(Stored entries)
--- BEGIN ---
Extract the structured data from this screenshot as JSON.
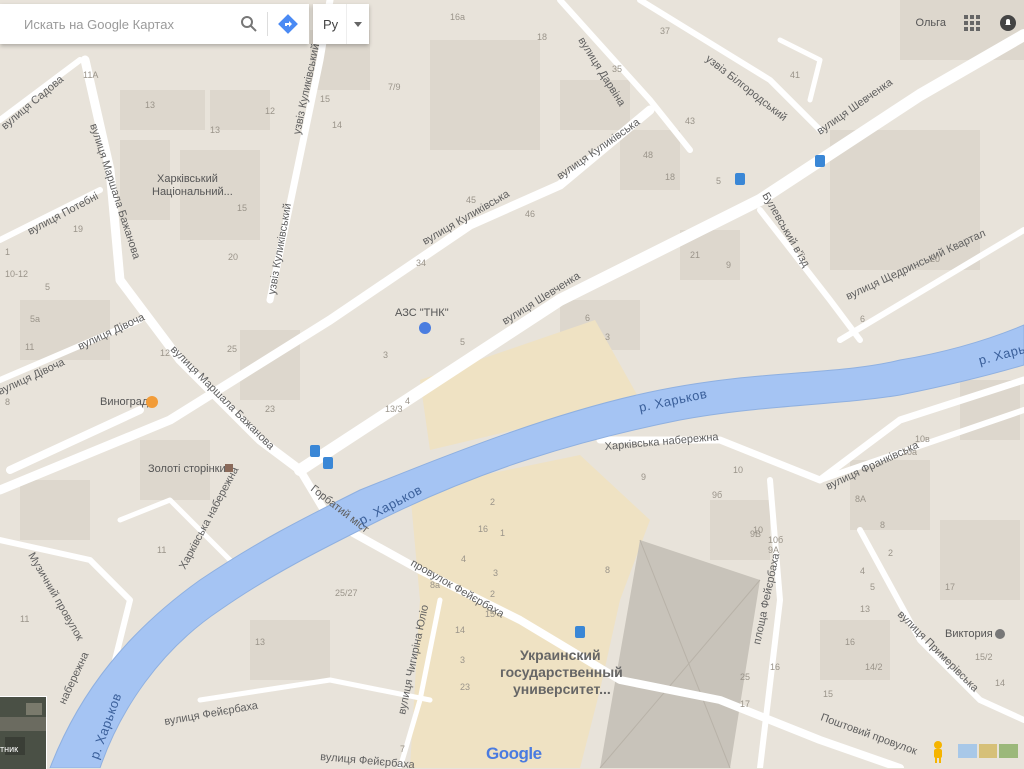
{
  "search": {
    "placeholder": "Искать на Google Картах"
  },
  "language": {
    "label": "Ру"
  },
  "user": {
    "name": "Ольга"
  },
  "icons": {
    "search": "search-icon",
    "directions": "directions-icon",
    "dropdown": "chevron-down-icon",
    "apps": "apps-grid-icon",
    "notifications": "notifications-icon",
    "pegman": "pegman-icon"
  },
  "colors": {
    "water": "#a5c4f3",
    "land": "#e8e3da",
    "road": "#ffffff",
    "block": "#dcd6cc",
    "campus": "#ede0c0"
  },
  "satellite": {
    "label": "тник"
  },
  "attribution": {
    "logo": "Google"
  },
  "rivers": [
    "р. Харьков",
    "р. Харьков",
    "р. Харьков",
    "р. Харьков"
  ],
  "streets": [
    "вулиця Шевченка",
    "вулиця Шевченка",
    "узвіз Білгородський",
    "вулиця Дарвіна",
    "вулиця Куликівська",
    "вулиця Куликівська",
    "узвіз Куликівський",
    "узвіз Куликівський",
    "вулиця Маршала Бажанова",
    "вулиця Маршала Бажанова",
    "вулиця Садова",
    "вулиця Потебні",
    "вулиця Дівоча",
    "вулиця Дівоча",
    "Харківська набережна",
    "Харківська набережна",
    "Горбатий міст",
    "Музичний провулок",
    "набережна",
    "провулок Фейєрбаха",
    "вулиця Фейєрбаха",
    "вулиця Фейєрбаха",
    "вулиця Чигиріна Юліо",
    "площа Фейєрбаха",
    "вулиця Франківська",
    "вулиця Примерівська",
    "Поштовий провулок",
    "вулиця Щедринський Квартал",
    "Булевський в'їзд"
  ],
  "pois": {
    "gas": "АЗС \"ТНК\"",
    "uni1": "Харківський",
    "uni2": "Національний...",
    "vinograd": "Виноград",
    "zoloti": "Золоті сторінки",
    "ukr1": "Украинский",
    "ukr2": "государственный",
    "ukr3": "университет...",
    "viktoriya": "Виктория"
  },
  "numbers": [
    "13",
    "12",
    "15",
    "14",
    "16а",
    "18",
    "35",
    "37",
    "41",
    "43",
    "45",
    "46",
    "48",
    "34",
    "20",
    "21",
    "18",
    "25",
    "23",
    "9",
    "7/9",
    "4",
    "5",
    "3",
    "15",
    "13",
    "11",
    "8",
    "1",
    "6",
    "3",
    "3",
    "10",
    "9",
    "8",
    "11",
    "12",
    "5",
    "5а",
    "10-12",
    "11А",
    "19",
    "11",
    "2",
    "4",
    "13",
    "14",
    "15",
    "16",
    "17",
    "20",
    "6",
    "8",
    "2",
    "5",
    "10",
    "9б",
    "9В",
    "9А",
    "10б",
    "10в",
    "10а",
    "8А",
    "4",
    "13",
    "16",
    "17",
    "16",
    "14/2",
    "15/2",
    "14",
    "15",
    "25",
    "25/27",
    "8а",
    "2",
    "13/3",
    "1",
    "5",
    "7",
    "3",
    "23",
    "21",
    "12",
    "11"
  ]
}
--- END ---
- **Problem**:
Reproduce the data verbatim. Do not carry any picture into the copy.

- **The answer**:
Extract the structured data from this screenshot as JSON.
{
  "search": {
    "placeholder": "Искать на Google Картах"
  },
  "language": {
    "label": "Ру"
  },
  "user": {
    "name": "Ольга"
  },
  "icons": {
    "search": "search-icon",
    "directions": "directions-icon",
    "dropdown": "chevron-down-icon",
    "apps": "apps-grid-icon",
    "notifications": "notifications-icon",
    "pegman": "pegman-icon"
  },
  "colors": {
    "water": "#a5c4f3",
    "land": "#e8e3da",
    "road": "#ffffff",
    "block": "#dcd6cc",
    "campus": "#ede0c0"
  },
  "satellite": {
    "label": "тник"
  },
  "attribution": {
    "logo": "Google"
  },
  "rivers": [
    "р. Харьков",
    "р. Харьков",
    "р. Харьков",
    "р. Харьков"
  ],
  "streets": [
    "вулиця Шевченка",
    "вулиця Шевченка",
    "узвіз Білгородський",
    "вулиця Дарвіна",
    "вулиця Куликівська",
    "вулиця Куликівська",
    "узвіз Куликівський",
    "узвіз Куликівський",
    "вулиця Маршала Бажанова",
    "вулиця Маршала Бажанова",
    "вулиця Садова",
    "вулиця Потебні",
    "вулиця Дівоча",
    "вулиця Дівоча",
    "Харківська набережна",
    "Харківська набережна",
    "Горбатий міст",
    "Музичний провулок",
    "набережна",
    "провулок Фейєрбаха",
    "вулиця Фейєрбаха",
    "вулиця Фейєрбаха",
    "вулиця Чигиріна Юліо",
    "площа Фейєрбаха",
    "вулиця Франківська",
    "вулиця Примерівська",
    "Поштовий провулок",
    "вулиця Щедринський Квартал",
    "Булевський в'їзд"
  ],
  "pois": {
    "gas": "АЗС \"ТНК\"",
    "uni1": "Харківський",
    "uni2": "Національний...",
    "vinograd": "Виноград",
    "zoloti": "Золоті сторінки",
    "ukr1": "Украинский",
    "ukr2": "государственный",
    "ukr3": "университет...",
    "viktoriya": "Виктория"
  },
  "numbers": [
    "13",
    "12",
    "15",
    "14",
    "16а",
    "18",
    "35",
    "37",
    "41",
    "43",
    "45",
    "46",
    "48",
    "34",
    "20",
    "21",
    "18",
    "25",
    "23",
    "9",
    "7/9",
    "4",
    "5",
    "3",
    "15",
    "13",
    "11",
    "8",
    "1",
    "6",
    "3",
    "3",
    "10",
    "9",
    "8",
    "11",
    "12",
    "5",
    "5а",
    "10-12",
    "11А",
    "19",
    "11",
    "2",
    "4",
    "13",
    "14",
    "15",
    "16",
    "17",
    "20",
    "6",
    "8",
    "2",
    "5",
    "10",
    "9б",
    "9В",
    "9А",
    "10б",
    "10в",
    "10а",
    "8А",
    "4",
    "13",
    "16",
    "17",
    "16",
    "14/2",
    "15/2",
    "14",
    "15",
    "25",
    "25/27",
    "8а",
    "2",
    "13/3",
    "1",
    "5",
    "7",
    "3",
    "23",
    "21",
    "12",
    "11"
  ]
}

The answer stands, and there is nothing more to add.